YOUR OBJECTIVE >> Reproduce the records below exactly as given.

━━━ THE DATA

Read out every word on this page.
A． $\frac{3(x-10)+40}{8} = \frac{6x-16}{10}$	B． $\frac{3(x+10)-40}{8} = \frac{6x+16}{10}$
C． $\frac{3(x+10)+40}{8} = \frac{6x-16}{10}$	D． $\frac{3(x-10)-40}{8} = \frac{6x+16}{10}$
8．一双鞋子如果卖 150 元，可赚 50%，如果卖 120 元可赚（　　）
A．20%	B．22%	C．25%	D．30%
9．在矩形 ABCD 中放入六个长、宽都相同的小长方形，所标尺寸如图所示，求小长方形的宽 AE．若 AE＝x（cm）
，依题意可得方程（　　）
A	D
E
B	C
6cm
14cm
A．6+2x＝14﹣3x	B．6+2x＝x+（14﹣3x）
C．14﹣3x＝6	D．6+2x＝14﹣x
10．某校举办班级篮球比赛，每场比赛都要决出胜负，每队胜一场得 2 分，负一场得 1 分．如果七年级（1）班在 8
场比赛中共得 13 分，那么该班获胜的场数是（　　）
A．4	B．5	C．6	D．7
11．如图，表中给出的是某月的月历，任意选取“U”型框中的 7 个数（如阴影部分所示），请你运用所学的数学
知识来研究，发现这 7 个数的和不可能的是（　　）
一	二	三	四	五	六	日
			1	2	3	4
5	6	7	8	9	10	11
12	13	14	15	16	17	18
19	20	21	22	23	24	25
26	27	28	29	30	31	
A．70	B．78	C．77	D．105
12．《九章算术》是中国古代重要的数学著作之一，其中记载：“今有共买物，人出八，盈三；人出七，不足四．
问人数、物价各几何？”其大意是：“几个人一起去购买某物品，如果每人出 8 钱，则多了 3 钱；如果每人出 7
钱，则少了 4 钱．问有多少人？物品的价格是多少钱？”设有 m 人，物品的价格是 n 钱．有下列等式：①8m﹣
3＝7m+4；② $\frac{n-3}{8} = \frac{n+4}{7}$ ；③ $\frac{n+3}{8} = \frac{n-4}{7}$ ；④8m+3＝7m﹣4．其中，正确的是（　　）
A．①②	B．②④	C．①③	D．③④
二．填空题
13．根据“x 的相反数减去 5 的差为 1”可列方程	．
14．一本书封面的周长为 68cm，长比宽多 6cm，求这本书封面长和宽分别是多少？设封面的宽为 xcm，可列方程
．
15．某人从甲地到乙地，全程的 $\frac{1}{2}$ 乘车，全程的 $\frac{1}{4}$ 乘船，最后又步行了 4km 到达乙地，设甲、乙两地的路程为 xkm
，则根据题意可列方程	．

━━━━━━

RESULT OF THIS TASK >>
Read out every word on this page.
A． $\frac{3(x-10)+40}{8} = \frac{6x-16}{10}$	B． $\frac{3(x+10)-40}{8} = \frac{6x+16}{10}$
C． $\frac{3(x+10)+40}{8} = \frac{6x-16}{10}$	D． $\frac{3(x-10)-40}{8} = \frac{6x+16}{10}$
8．一双鞋子如果卖 150 元，可赚 50%，如果卖 120 元可赚（　　）
A．20%	B．22%	C．25%	D．30%
9．在矩形 ABCD 中放入六个长、宽都相同的小长方形，所标尺寸如图所示，求小长方形的宽 AE．若 AE＝x（cm）
，依题意可得方程（　　）
A	D
E
B	C
6cm
14cm
A．6+2x＝14﹣3x	B．6+2x＝x+（14﹣3x）
C．14﹣3x＝6	D．6+2x＝14﹣x
10．某校举办班级篮球比赛，每场比赛都要决出胜负，每队胜一场得 2 分，负一场得 1 分．如果七年级（1）班在 8
场比赛中共得 13 分，那么该班获胜的场数是（　　）
A．4	B．5	C．6	D．7
11．如图，表中给出的是某月的月历，任意选取“U”型框中的 7 个数（如阴影部分所示），请你运用所学的数学
知识来研究，发现这 7 个数的和不可能的是（　　）
一	二	三	四	五	六	日
			1	2	3	4
5	6	7	8	9	10	11
12	13	14	15	16	17	18
19	20	21	22	23	24	25
26	27	28	29	30	31	
A．70	B．78	C．77	D．105
12．《九章算术》是中国古代重要的数学著作之一，其中记载：“今有共买物，人出八，盈三；人出七，不足四．
问人数、物价各几何？”其大意是：“几个人一起去购买某物品，如果每人出 8 钱，则多了 3 钱；如果每人出 7
钱，则少了 4 钱．问有多少人？物品的价格是多少钱？”设有 m 人，物品的价格是 n 钱．有下列等式：①8m﹣
3＝7m+4；② $\frac{n-3}{8} = \frac{n+4}{7}$ ；③ $\frac{n+3}{8} = \frac{n-4}{7}$ ；④8m+3＝7m﹣4．其中，正确的是（　　）
A．①②	B．②④	C．①③	D．③④
二．填空题
13．根据“x 的相反数减去 5 的差为 1”可列方程	．
14．一本书封面的周长为 68cm，长比宽多 6cm，求这本书封面长和宽分别是多少？设封面的宽为 xcm，可列方程
．
15．某人从甲地到乙地，全程的 $\frac{1}{2}$ 乘车，全程的 $\frac{1}{4}$ 乘船，最后又步行了 4km 到达乙地，设甲、乙两地的路程为 xkm
，则根据题意可列方程	．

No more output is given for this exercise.